# start of DATA SECTION

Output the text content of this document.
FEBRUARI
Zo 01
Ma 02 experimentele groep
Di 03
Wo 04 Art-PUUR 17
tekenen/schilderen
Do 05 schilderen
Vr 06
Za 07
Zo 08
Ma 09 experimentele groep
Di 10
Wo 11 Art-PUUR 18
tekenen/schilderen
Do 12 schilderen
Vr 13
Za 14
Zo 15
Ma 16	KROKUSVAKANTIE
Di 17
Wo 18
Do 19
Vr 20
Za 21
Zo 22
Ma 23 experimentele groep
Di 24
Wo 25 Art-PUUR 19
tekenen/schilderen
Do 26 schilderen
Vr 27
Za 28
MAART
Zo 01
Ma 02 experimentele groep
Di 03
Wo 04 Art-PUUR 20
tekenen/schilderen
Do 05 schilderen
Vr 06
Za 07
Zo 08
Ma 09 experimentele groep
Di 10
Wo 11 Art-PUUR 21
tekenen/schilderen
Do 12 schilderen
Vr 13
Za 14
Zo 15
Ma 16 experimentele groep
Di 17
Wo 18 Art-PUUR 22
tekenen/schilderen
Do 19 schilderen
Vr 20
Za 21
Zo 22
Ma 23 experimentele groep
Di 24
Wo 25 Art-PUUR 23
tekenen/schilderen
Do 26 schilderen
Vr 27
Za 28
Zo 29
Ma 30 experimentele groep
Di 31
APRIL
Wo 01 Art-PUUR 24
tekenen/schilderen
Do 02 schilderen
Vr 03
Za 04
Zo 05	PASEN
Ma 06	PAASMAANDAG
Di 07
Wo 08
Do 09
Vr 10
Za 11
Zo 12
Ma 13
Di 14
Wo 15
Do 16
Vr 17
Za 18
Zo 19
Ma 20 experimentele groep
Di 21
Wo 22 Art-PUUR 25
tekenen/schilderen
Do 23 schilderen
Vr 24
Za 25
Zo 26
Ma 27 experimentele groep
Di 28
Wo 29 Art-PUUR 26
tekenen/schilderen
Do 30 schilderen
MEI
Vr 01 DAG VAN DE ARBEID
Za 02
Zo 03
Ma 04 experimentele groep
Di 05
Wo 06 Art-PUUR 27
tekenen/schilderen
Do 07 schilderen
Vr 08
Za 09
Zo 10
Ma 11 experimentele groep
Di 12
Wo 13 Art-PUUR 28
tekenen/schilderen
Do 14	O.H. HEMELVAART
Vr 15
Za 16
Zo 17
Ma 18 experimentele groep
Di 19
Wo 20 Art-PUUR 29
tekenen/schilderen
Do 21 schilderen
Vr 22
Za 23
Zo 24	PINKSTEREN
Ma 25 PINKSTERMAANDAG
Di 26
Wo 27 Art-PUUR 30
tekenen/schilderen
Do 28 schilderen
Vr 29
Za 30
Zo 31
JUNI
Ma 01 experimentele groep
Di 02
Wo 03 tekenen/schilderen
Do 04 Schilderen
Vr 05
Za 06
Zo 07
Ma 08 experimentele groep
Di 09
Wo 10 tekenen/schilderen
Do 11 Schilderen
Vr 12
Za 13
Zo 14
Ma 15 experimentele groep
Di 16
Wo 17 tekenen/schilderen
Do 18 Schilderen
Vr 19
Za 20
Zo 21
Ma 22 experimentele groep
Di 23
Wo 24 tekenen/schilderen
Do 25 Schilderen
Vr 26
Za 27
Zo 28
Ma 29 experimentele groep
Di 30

# end of DATA SECTION

▶ WORK TO BE COMPLETED:
Restate every entry word for word.

▶ REPLY TO THE EXERCISE:
Output the text content of this document.
FEBRUARI
Zo 01
Ma 02 experimentele groep
Di 03
Wo 04 Art-PUUR 17
tekenen/schilderen
Do 05 schilderen
Vr 06
Za 07
Zo 08
Ma 09 experimentele groep
Di 10
Wo 11 Art-PUUR 18
tekenen/schilderen
Do 12 schilderen
Vr 13
Za 14
Zo 15
Ma 16	KROKUSVAKANTIE
Di 17
Wo 18
Do 19
Vr 20
Za 21
Zo 22
Ma 23 experimentele groep
Di 24
Wo 25 Art-PUUR 19
tekenen/schilderen
Do 26 schilderen
Vr 27
Za 28
MAART
Zo 01
Ma 02 experimentele groep
Di 03
Wo 04 Art-PUUR 20
tekenen/schilderen
Do 05 schilderen
Vr 06
Za 07
Zo 08
Ma 09 experimentele groep
Di 10
Wo 11 Art-PUUR 21
tekenen/schilderen
Do 12 schilderen
Vr 13
Za 14
Zo 15
Ma 16 experimentele groep
Di 17
Wo 18 Art-PUUR 22
tekenen/schilderen
Do 19 schilderen
Vr 20
Za 21
Zo 22
Ma 23 experimentele groep
Di 24
Wo 25 Art-PUUR 23
tekenen/schilderen
Do 26 schilderen
Vr 27
Za 28
Zo 29
Ma 30 experimentele groep
Di 31
APRIL
Wo 01 Art-PUUR 24
tekenen/schilderen
Do 02 schilderen
Vr 03
Za 04
Zo 05	PASEN
Ma 06	PAASMAANDAG
Di 07
Wo 08
Do 09
Vr 10
Za 11
Zo 12
Ma 13
Di 14
Wo 15
Do 16
Vr 17
Za 18
Zo 19
Ma 20 experimentele groep
Di 21
Wo 22 Art-PUUR 25
tekenen/schilderen
Do 23 schilderen
Vr 24
Za 25
Zo 26
Ma 27 experimentele groep
Di 28
Wo 29 Art-PUUR 26
tekenen/schilderen
Do 30 schilderen
MEI
Vr 01 DAG VAN DE ARBEID
Za 02
Zo 03
Ma 04 experimentele groep
Di 05
Wo 06 Art-PUUR 27
tekenen/schilderen
Do 07 schilderen
Vr 08
Za 09
Zo 10
Ma 11 experimentele groep
Di 12
Wo 13 Art-PUUR 28
tekenen/schilderen
Do 14	O.H. HEMELVAART
Vr 15
Za 16
Zo 17
Ma 18 experimentele groep
Di 19
Wo 20 Art-PUUR 29
tekenen/schilderen
Do 21 schilderen
Vr 22
Za 23
Zo 24	PINKSTEREN
Ma 25 PINKSTERMAANDAG
Di 26
Wo 27 Art-PUUR 30
tekenen/schilderen
Do 28 schilderen
Vr 29
Za 30
Zo 31
JUNI
Ma 01 experimentele groep
Di 02
Wo 03 tekenen/schilderen
Do 04 Schilderen
Vr 05
Za 06
Zo 07
Ma 08 experimentele groep
Di 09
Wo 10 tekenen/schilderen
Do 11 Schilderen
Vr 12
Za 13
Zo 14
Ma 15 experimentele groep
Di 16
Wo 17 tekenen/schilderen
Do 18 Schilderen
Vr 19
Za 20
Zo 21
Ma 22 experimentele groep
Di 23
Wo 24 tekenen/schilderen
Do 25 Schilderen
Vr 26
Za 27
Zo 28
Ma 29 experimentele groep
Di 30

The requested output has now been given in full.